[The task]
Check each line of the listing for the word "choose" and report how many lines contain it, giving nothing but the number.

[Given data]

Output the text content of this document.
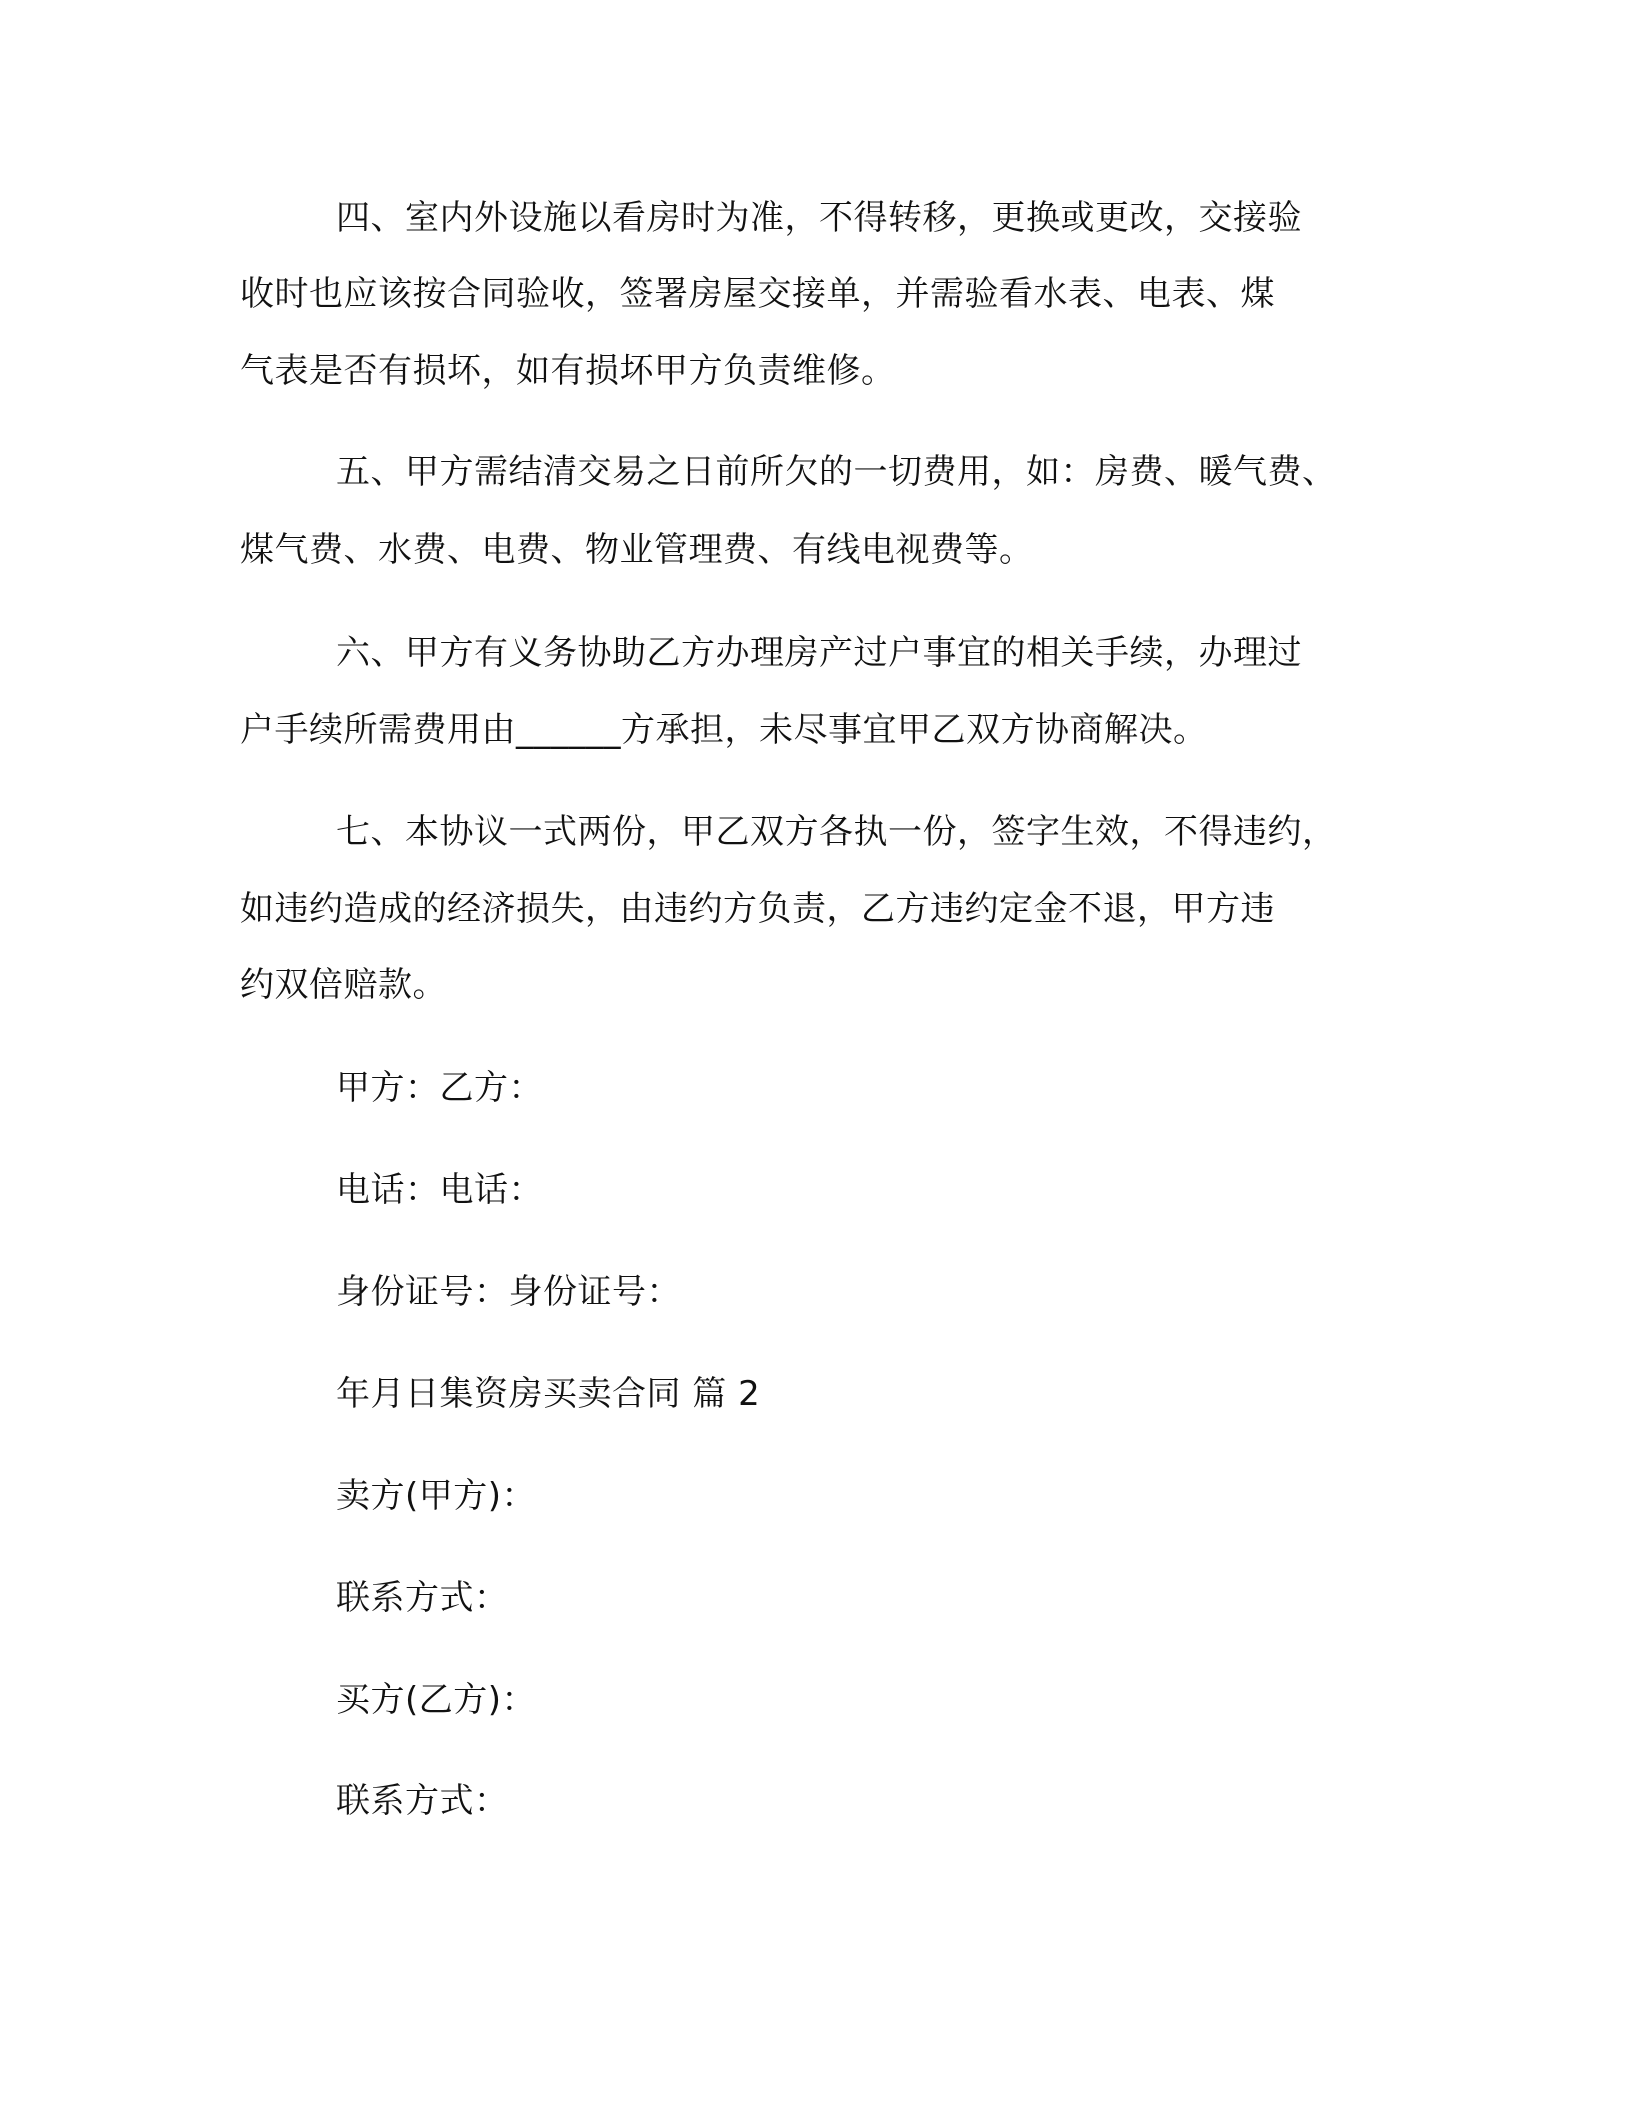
四、室内外设施以看房时为准，不得转移，更换或更改，交接验
收时也应该按合同验收，签署房屋交接单，并需验看水表、电表、煤
气表是否有损坏，如有损坏甲方负责维修。
五、甲方需结清交易之日前所欠的一切费用，如：房费、暖气费、
煤气费、水费、电费、物业管理费、有线电视费等。
六、甲方有义务协助乙方办理房产过户事宜的相关手续，办理过
户手续所需费用由______方承担，未尽事宜甲乙双方协商解决。
七、本协议一式两份，甲乙双方各执一份，签字生效，不得违约，
如违约造成的经济损失，由违约方负责，乙方违约定金不退，甲方违
约双倍赔款。
甲方：乙方：
电话：电话：
身份证号：身份证号：
年月日集资房买卖合同 篇 2
卖方(甲方)：
联系方式：
买方(乙方)：
联系方式：
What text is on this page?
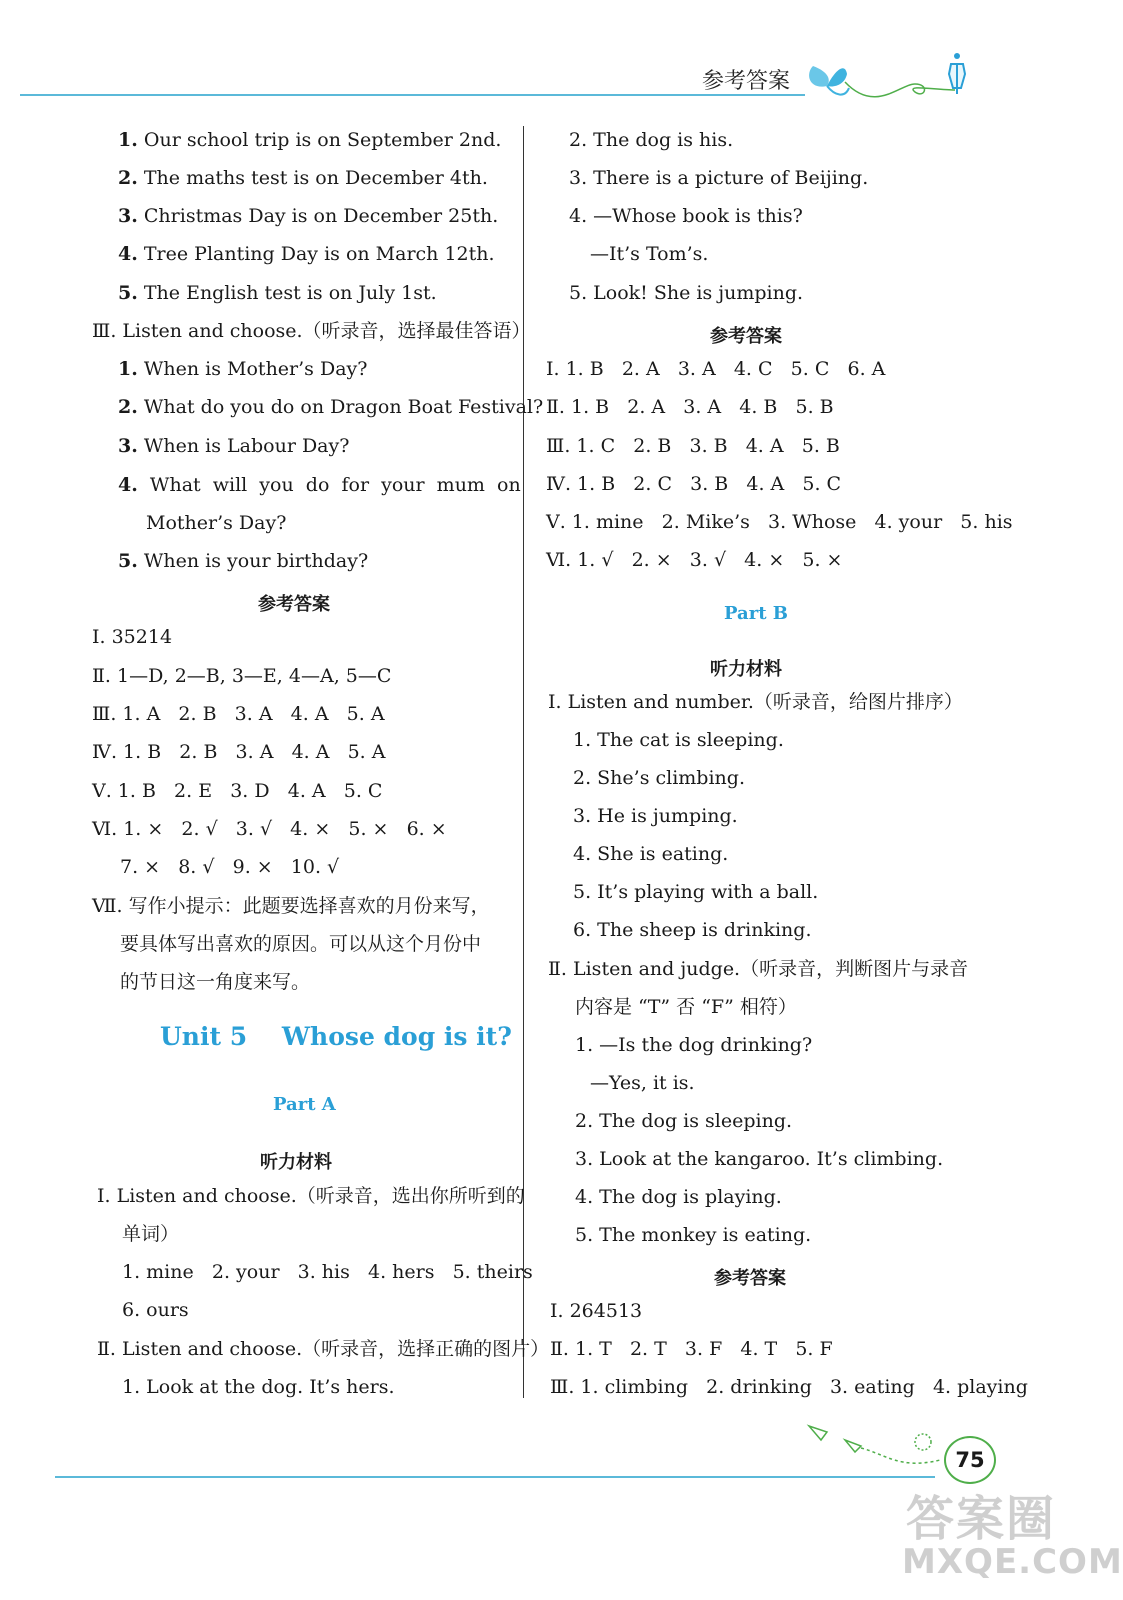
参考答案
1. Our school trip is on September 2nd.
2. The maths test is on December 4th.
3. Christmas Day is on December 25th.
4. Tree Planting Day is on March 12th.
5. The English test is on July 1st.
Ⅲ. Listen and choose.（听录音，选择最佳答语）
1. When is Mother’s Day?
2. What do you do on Dragon Boat Festival?
3. When is Labour Day?
4.  What  will  you  do  for  your  mum  on
Mother’s Day?
5. When is your birthday?
参考答案
Ⅰ. 35214
Ⅱ. 1—D, 2—B, 3—E, 4—A, 5—C
Ⅲ. 1. A   2. B   3. A   4. A   5. A
Ⅳ. 1. B   2. B   3. A   4. A   5. A
Ⅴ. 1. B   2. E   3. D   4. A   5. C
Ⅵ. 1. ×   2. √   3. √   4. ×   5. ×   6. ×
7. ×   8. √   9. ×   10. √
Ⅶ. 写作小提示：此题要选择喜欢的月份来写，
要具体写出喜欢的原因。可以从这个月份中
的节日这一角度来写。
Unit 5    Whose dog is it?
Part A
听力材料
Ⅰ. Listen and choose.（听录音，选出你所听到的
单词）
1. mine   2. your   3. his   4. hers   5. theirs
6. ours
Ⅱ. Listen and choose.（听录音，选择正确的图片）
1. Look at the dog. It’s hers.
2. The dog is his.
3. There is a picture of Beijing.
4. —Whose book is this?
—It’s Tom’s.
5. Look! She is jumping.
参考答案
Ⅰ. 1. B   2. A   3. A   4. C   5. C   6. A
Ⅱ. 1. B   2. A   3. A   4. B   5. B
Ⅲ. 1. C   2. B   3. B   4. A   5. B
Ⅳ. 1. B   2. C   3. B   4. A   5. C
Ⅴ. 1. mine   2. Mike’s   3. Whose   4. your   5. his
Ⅵ. 1. √   2. ×   3. √   4. ×   5. ×
Part B
听力材料
Ⅰ. Listen and number.（听录音，给图片排序）
1. The cat is sleeping.
2. She’s climbing.
3. He is jumping.
4. She is eating.
5. It’s playing with a ball.
6. The sheep is drinking.
Ⅱ. Listen and judge.（听录音，判断图片与录音
内容是 “T” 否 “F” 相符）
1. —Is the dog drinking?
—Yes, it is.
2. The dog is sleeping.
3. Look at the kangaroo. It’s climbing.
4. The dog is playing.
5. The monkey is eating.
参考答案
Ⅰ. 264513
Ⅱ. 1. T   2. T   3. F   4. T   5. F
Ⅲ. 1. climbing   2. drinking   3. eating   4. playing
75
答案圈
MXQE.COM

[Result of this exercise]
3